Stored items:
--- START ---
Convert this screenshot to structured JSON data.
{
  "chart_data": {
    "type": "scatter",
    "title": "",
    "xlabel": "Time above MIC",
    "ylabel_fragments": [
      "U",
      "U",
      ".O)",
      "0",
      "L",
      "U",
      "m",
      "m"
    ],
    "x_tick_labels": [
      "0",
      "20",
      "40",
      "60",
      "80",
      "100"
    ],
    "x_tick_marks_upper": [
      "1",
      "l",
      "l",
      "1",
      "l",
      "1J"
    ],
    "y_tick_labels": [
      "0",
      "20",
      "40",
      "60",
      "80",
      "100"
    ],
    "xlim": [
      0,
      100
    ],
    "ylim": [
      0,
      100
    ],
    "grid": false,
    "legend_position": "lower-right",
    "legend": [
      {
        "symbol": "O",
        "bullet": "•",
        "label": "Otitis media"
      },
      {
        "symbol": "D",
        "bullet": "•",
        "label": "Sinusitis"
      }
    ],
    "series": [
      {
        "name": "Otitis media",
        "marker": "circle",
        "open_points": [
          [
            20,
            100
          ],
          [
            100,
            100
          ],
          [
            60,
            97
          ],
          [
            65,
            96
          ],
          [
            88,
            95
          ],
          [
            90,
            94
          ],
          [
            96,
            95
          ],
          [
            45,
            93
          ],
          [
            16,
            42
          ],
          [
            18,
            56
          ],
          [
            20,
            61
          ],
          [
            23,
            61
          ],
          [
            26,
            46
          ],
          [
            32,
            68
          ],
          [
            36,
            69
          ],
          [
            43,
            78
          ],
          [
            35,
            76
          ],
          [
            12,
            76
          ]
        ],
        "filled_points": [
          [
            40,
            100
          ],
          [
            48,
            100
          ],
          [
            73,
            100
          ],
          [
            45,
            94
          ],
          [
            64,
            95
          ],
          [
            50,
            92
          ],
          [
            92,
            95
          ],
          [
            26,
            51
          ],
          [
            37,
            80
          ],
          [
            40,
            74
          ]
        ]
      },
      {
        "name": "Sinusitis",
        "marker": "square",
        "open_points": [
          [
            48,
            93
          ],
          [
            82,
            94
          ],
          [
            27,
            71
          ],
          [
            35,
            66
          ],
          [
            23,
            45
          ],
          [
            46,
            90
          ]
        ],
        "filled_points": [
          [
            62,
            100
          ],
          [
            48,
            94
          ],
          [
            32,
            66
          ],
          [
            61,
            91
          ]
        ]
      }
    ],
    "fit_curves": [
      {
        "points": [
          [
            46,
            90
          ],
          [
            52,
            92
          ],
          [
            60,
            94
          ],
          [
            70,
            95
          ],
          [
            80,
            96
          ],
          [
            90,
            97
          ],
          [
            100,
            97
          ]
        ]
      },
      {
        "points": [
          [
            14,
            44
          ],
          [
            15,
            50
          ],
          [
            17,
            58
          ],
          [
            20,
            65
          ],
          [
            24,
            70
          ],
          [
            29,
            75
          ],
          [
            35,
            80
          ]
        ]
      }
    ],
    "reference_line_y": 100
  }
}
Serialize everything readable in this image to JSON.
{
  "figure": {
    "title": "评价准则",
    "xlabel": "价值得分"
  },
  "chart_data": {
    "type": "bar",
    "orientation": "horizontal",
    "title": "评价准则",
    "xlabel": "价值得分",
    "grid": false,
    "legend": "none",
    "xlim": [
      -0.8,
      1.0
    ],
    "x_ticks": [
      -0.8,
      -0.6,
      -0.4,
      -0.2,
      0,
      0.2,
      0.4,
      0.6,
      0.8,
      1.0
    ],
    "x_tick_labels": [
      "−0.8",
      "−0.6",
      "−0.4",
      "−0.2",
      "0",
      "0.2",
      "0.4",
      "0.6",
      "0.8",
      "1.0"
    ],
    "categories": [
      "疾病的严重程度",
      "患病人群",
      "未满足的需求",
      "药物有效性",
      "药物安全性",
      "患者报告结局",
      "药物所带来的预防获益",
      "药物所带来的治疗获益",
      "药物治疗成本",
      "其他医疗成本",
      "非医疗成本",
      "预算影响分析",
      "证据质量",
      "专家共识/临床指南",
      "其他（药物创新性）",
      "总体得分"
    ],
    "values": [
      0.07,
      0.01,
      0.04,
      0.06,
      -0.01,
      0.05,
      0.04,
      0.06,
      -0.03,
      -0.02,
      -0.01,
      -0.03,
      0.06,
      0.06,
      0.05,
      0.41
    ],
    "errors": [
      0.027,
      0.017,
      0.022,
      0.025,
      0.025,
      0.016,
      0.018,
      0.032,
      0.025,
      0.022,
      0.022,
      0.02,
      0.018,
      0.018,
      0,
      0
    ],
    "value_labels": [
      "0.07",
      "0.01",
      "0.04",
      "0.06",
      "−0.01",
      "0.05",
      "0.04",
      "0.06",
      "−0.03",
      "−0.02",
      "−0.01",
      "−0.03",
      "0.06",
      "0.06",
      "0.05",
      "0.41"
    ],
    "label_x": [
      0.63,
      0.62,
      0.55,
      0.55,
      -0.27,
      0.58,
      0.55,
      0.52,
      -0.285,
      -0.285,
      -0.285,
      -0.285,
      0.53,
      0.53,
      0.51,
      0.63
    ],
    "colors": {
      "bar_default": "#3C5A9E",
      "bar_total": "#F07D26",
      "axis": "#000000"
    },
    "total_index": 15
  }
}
--- END ---
» **WHAT NEEDS TO BE DONE**
Write down every line of the data exactly as it appears above.

» **THE ANSWER**
Convert this screenshot to structured JSON data.
{
  "chart_data": {
    "type": "scatter",
    "title": "",
    "xlabel": "Time above MIC",
    "ylabel_fragments": [
      "U",
      "U",
      ".O)",
      "0",
      "L",
      "U",
      "m",
      "m"
    ],
    "x_tick_labels": [
      "0",
      "20",
      "40",
      "60",
      "80",
      "100"
    ],
    "x_tick_marks_upper": [
      "1",
      "l",
      "l",
      "1",
      "l",
      "1J"
    ],
    "y_tick_labels": [
      "0",
      "20",
      "40",
      "60",
      "80",
      "100"
    ],
    "xlim": [
      0,
      100
    ],
    "ylim": [
      0,
      100
    ],
    "grid": false,
    "legend_position": "lower-right",
    "legend": [
      {
        "symbol": "O",
        "bullet": "•",
        "label": "Otitis media"
      },
      {
        "symbol": "D",
        "bullet": "•",
        "label": "Sinusitis"
      }
    ],
    "series": [
      {
        "name": "Otitis media",
        "marker": "circle",
        "open_points": [
          [
            20,
            100
          ],
          [
            100,
            100
          ],
          [
            60,
            97
          ],
          [
            65,
            96
          ],
          [
            88,
            95
          ],
          [
            90,
            94
          ],
          [
            96,
            95
          ],
          [
            45,
            93
          ],
          [
            16,
            42
          ],
          [
            18,
            56
          ],
          [
            20,
            61
          ],
          [
            23,
            61
          ],
          [
            26,
            46
          ],
          [
            32,
            68
          ],
          [
            36,
            69
          ],
          [
            43,
            78
          ],
          [
            35,
            76
          ],
          [
            12,
            76
          ]
        ],
        "filled_points": [
          [
            40,
            100
          ],
          [
            48,
            100
          ],
          [
            73,
            100
          ],
          [
            45,
            94
          ],
          [
            64,
            95
          ],
          [
            50,
            92
          ],
          [
            92,
            95
          ],
          [
            26,
            51
          ],
          [
            37,
            80
          ],
          [
            40,
            74
          ]
        ]
      },
      {
        "name": "Sinusitis",
        "marker": "square",
        "open_points": [
          [
            48,
            93
          ],
          [
            82,
            94
          ],
          [
            27,
            71
          ],
          [
            35,
            66
          ],
          [
            23,
            45
          ],
          [
            46,
            90
          ]
        ],
        "filled_points": [
          [
            62,
            100
          ],
          [
            48,
            94
          ],
          [
            32,
            66
          ],
          [
            61,
            91
          ]
        ]
      }
    ],
    "fit_curves": [
      {
        "points": [
          [
            46,
            90
          ],
          [
            52,
            92
          ],
          [
            60,
            94
          ],
          [
            70,
            95
          ],
          [
            80,
            96
          ],
          [
            90,
            97
          ],
          [
            100,
            97
          ]
        ]
      },
      {
        "points": [
          [
            14,
            44
          ],
          [
            15,
            50
          ],
          [
            17,
            58
          ],
          [
            20,
            65
          ],
          [
            24,
            70
          ],
          [
            29,
            75
          ],
          [
            35,
            80
          ]
        ]
      }
    ],
    "reference_line_y": 100
  }
}
Serialize everything readable in this image to JSON.
{
  "figure": {
    "title": "评价准则",
    "xlabel": "价值得分"
  },
  "chart_data": {
    "type": "bar",
    "orientation": "horizontal",
    "title": "评价准则",
    "xlabel": "价值得分",
    "grid": false,
    "legend": "none",
    "xlim": [
      -0.8,
      1.0
    ],
    "x_ticks": [
      -0.8,
      -0.6,
      -0.4,
      -0.2,
      0,
      0.2,
      0.4,
      0.6,
      0.8,
      1.0
    ],
    "x_tick_labels": [
      "−0.8",
      "−0.6",
      "−0.4",
      "−0.2",
      "0",
      "0.2",
      "0.4",
      "0.6",
      "0.8",
      "1.0"
    ],
    "categories": [
      "疾病的严重程度",
      "患病人群",
      "未满足的需求",
      "药物有效性",
      "药物安全性",
      "患者报告结局",
      "药物所带来的预防获益",
      "药物所带来的治疗获益",
      "药物治疗成本",
      "其他医疗成本",
      "非医疗成本",
      "预算影响分析",
      "证据质量",
      "专家共识/临床指南",
      "其他（药物创新性）",
      "总体得分"
    ],
    "values": [
      0.07,
      0.01,
      0.04,
      0.06,
      -0.01,
      0.05,
      0.04,
      0.06,
      -0.03,
      -0.02,
      -0.01,
      -0.03,
      0.06,
      0.06,
      0.05,
      0.41
    ],
    "errors": [
      0.027,
      0.017,
      0.022,
      0.025,
      0.025,
      0.016,
      0.018,
      0.032,
      0.025,
      0.022,
      0.022,
      0.02,
      0.018,
      0.018,
      0,
      0
    ],
    "value_labels": [
      "0.07",
      "0.01",
      "0.04",
      "0.06",
      "−0.01",
      "0.05",
      "0.04",
      "0.06",
      "−0.03",
      "−0.02",
      "−0.01",
      "−0.03",
      "0.06",
      "0.06",
      "0.05",
      "0.41"
    ],
    "label_x": [
      0.63,
      0.62,
      0.55,
      0.55,
      -0.27,
      0.58,
      0.55,
      0.52,
      -0.285,
      -0.285,
      -0.285,
      -0.285,
      0.53,
      0.53,
      0.51,
      0.63
    ],
    "colors": {
      "bar_default": "#3C5A9E",
      "bar_total": "#F07D26",
      "axis": "#000000"
    },
    "total_index": 15
  }
}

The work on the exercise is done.